**SOURCE RECORDS:**
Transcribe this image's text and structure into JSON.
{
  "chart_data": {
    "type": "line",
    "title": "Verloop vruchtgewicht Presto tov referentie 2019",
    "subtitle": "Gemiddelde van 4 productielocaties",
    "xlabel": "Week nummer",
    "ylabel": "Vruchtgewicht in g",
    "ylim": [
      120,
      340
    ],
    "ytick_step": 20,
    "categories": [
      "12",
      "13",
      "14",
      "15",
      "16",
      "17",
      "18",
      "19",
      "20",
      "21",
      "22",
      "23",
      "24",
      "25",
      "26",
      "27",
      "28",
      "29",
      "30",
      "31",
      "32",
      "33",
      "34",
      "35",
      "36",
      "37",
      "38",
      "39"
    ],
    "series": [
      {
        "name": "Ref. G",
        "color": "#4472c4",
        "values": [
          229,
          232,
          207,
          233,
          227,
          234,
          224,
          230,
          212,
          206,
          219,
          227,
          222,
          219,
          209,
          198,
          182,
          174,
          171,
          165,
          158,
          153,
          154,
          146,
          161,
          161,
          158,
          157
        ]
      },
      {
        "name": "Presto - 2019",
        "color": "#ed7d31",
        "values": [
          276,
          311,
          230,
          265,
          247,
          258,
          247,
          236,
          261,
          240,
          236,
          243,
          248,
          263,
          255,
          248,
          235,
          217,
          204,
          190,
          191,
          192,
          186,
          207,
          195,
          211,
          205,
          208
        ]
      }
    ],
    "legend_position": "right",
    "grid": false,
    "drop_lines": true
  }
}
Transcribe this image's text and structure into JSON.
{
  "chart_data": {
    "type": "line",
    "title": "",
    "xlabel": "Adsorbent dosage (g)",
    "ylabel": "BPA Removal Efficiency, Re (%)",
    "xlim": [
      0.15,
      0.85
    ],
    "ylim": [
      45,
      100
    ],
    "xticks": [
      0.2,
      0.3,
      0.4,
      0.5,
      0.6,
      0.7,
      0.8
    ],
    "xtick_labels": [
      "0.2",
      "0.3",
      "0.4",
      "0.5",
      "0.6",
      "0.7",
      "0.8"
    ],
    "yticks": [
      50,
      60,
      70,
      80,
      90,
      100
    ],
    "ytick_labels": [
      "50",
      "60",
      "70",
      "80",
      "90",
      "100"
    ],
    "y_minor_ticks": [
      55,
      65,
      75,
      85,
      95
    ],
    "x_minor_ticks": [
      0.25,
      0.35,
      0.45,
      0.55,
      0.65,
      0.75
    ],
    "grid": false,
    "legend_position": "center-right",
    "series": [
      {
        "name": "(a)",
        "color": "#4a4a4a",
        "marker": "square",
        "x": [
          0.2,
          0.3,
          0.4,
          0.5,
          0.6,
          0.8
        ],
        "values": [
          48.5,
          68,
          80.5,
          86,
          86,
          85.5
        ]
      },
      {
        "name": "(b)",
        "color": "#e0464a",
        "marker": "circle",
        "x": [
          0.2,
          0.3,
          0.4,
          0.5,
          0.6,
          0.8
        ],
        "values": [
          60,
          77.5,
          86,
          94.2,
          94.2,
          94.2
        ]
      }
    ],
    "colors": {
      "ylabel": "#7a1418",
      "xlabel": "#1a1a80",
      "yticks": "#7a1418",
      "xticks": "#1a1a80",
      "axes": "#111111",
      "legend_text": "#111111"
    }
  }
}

**YOUR TASK:** Return, from the data, each line that has the word "xlabel" in it.

**COMPLETE RESPONSE:**
    "xlabel": "Week nummer",
    "xlabel": "Adsorbent dosage (g)",
      "xlabel": "#1a1a80",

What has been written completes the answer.